[Stored dataset items]
— BEGIN —

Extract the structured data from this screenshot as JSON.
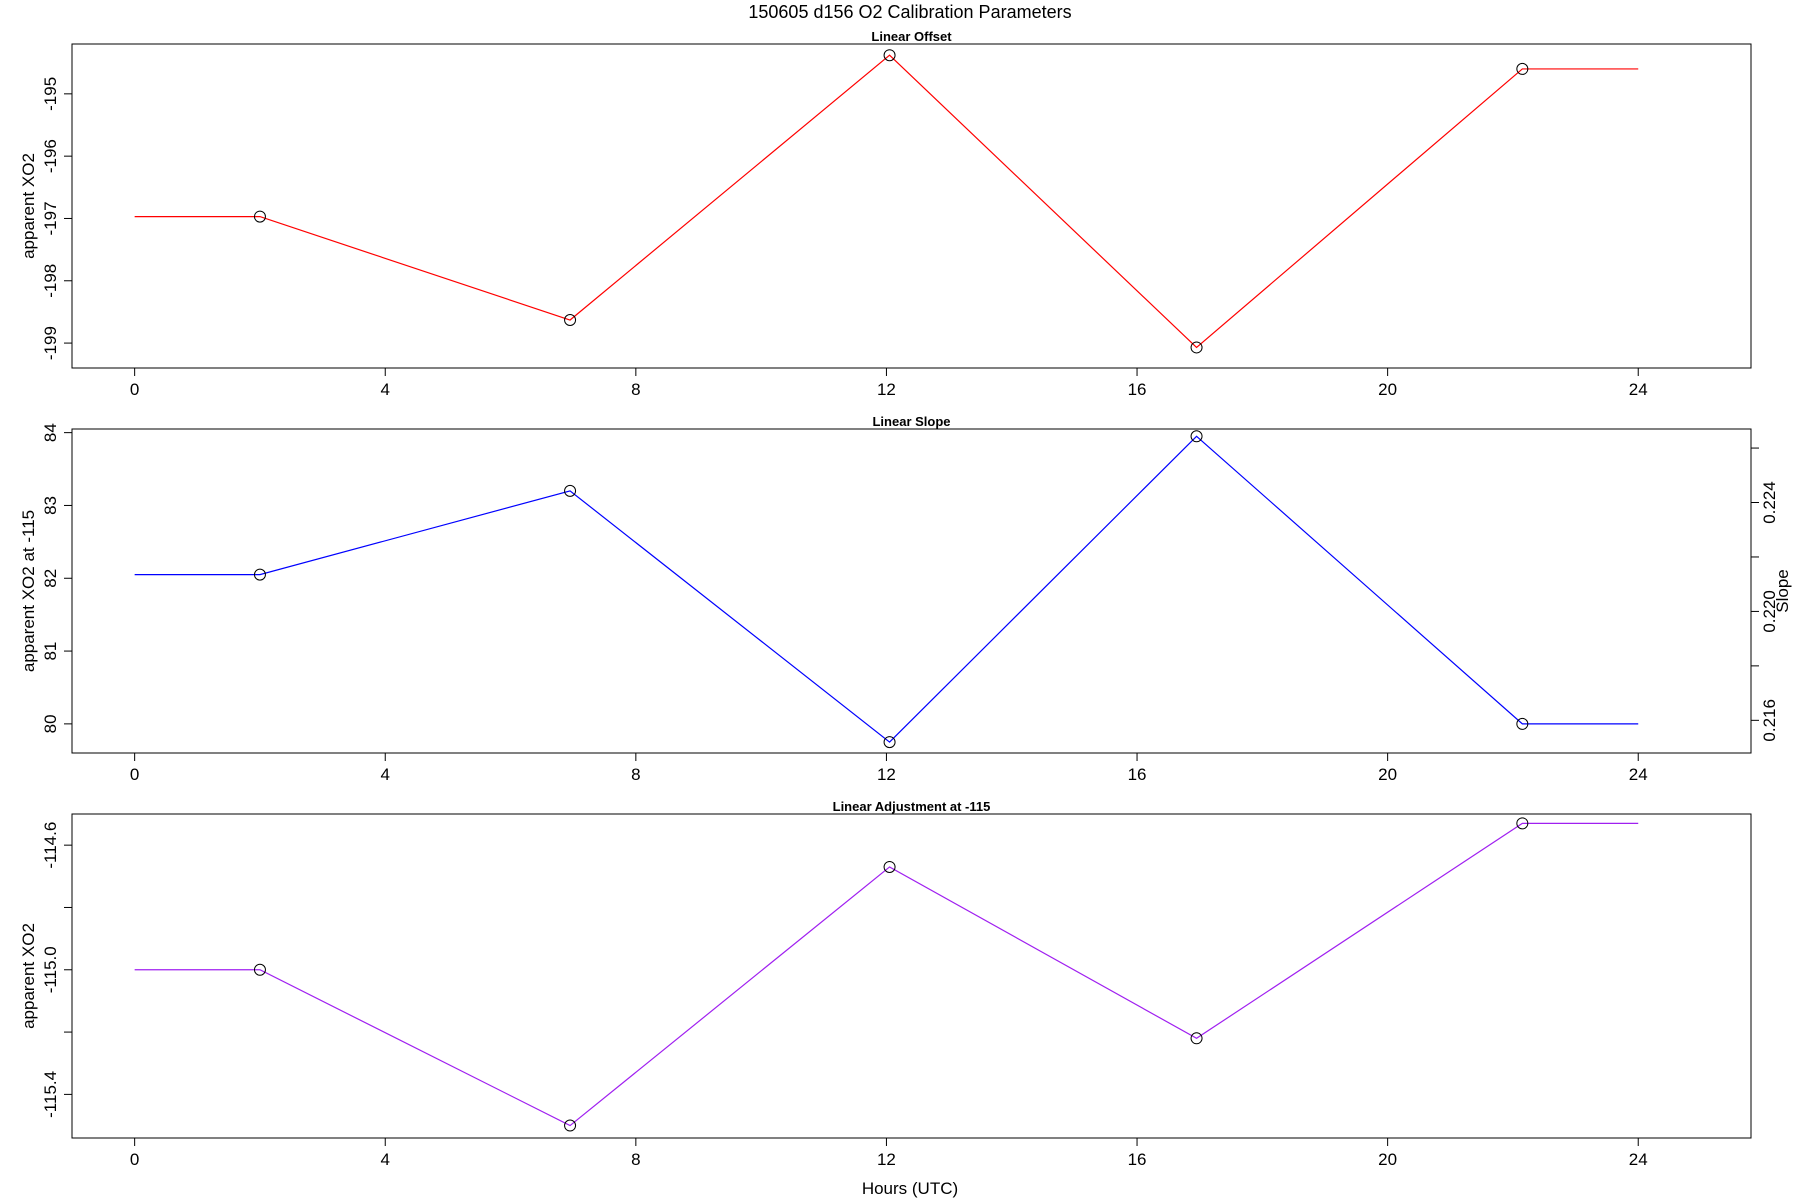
{
  "figure": {
    "title": "150605   d156   O2 Calibration Parameters",
    "xlabel": "Hours (UTC)"
  },
  "chart_data": [
    {
      "type": "line",
      "title": "Linear Offset",
      "xlabel": "",
      "ylabel": "apparent XO2",
      "xlim": [
        -1,
        25.8
      ],
      "ylim": [
        -199.4,
        -194.2
      ],
      "x_ticks": [
        0,
        4,
        8,
        12,
        16,
        20,
        24
      ],
      "y_ticks": [
        -199,
        -198,
        -197,
        -196,
        -195
      ],
      "series": [
        {
          "name": "Linear Offset",
          "color": "#ff0000",
          "x": [
            0,
            2,
            6.95,
            12.05,
            16.95,
            22.15,
            24
          ],
          "values": [
            -196.97,
            -196.97,
            -198.63,
            -194.38,
            -199.07,
            -194.6,
            -194.6
          ],
          "marker_indices": [
            1,
            2,
            3,
            4,
            5
          ]
        }
      ]
    },
    {
      "type": "line",
      "title": "Linear Slope",
      "xlabel": "",
      "ylabel": "apparent XO2 at -115",
      "ylabel_right": "Slope",
      "xlim": [
        -1,
        25.8
      ],
      "ylim": [
        79.6,
        84.05
      ],
      "x_ticks": [
        0,
        4,
        8,
        12,
        16,
        20,
        24
      ],
      "y_ticks": [
        80,
        81,
        82,
        83,
        84
      ],
      "y2lim": [
        0.2148,
        0.2267
      ],
      "y2_ticks": [
        0.216,
        0.218,
        0.22,
        0.222,
        0.224,
        0.226
      ],
      "y2_tick_labels": [
        "0.216",
        "",
        "0.220",
        "",
        "0.224",
        ""
      ],
      "series": [
        {
          "name": "Linear Slope",
          "color": "#0000ff",
          "x": [
            0,
            2,
            6.95,
            12.05,
            16.95,
            22.15,
            24
          ],
          "values": [
            82.05,
            82.05,
            83.2,
            79.75,
            83.95,
            80,
            80
          ],
          "marker_indices": [
            1,
            2,
            3,
            4,
            5
          ]
        }
      ]
    },
    {
      "type": "line",
      "title": "Linear Adjustment at -115",
      "xlabel": "Hours (UTC)",
      "ylabel": "apparent XO2",
      "xlim": [
        -1,
        25.8
      ],
      "ylim": [
        -115.54,
        -114.5
      ],
      "x_ticks": [
        0,
        4,
        8,
        12,
        16,
        20,
        24
      ],
      "y_ticks": [
        -115.4,
        -115.2,
        -115.0,
        -114.8,
        -114.6
      ],
      "y_tick_labels": [
        "-115.4",
        "",
        "-115.0",
        "",
        "-114.6"
      ],
      "series": [
        {
          "name": "Linear Adjustment at -115",
          "color": "#a020f0",
          "x": [
            0,
            2,
            6.95,
            12.05,
            16.95,
            22.15,
            24
          ],
          "values": [
            -115.0,
            -115.0,
            -115.5,
            -114.67,
            -115.22,
            -114.53,
            -114.53
          ],
          "marker_indices": [
            1,
            2,
            3,
            4,
            5
          ]
        }
      ]
    }
  ]
}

— END —

State how many lines include the string "color", and nothing more.

REPLY TO THE EXERCISE
3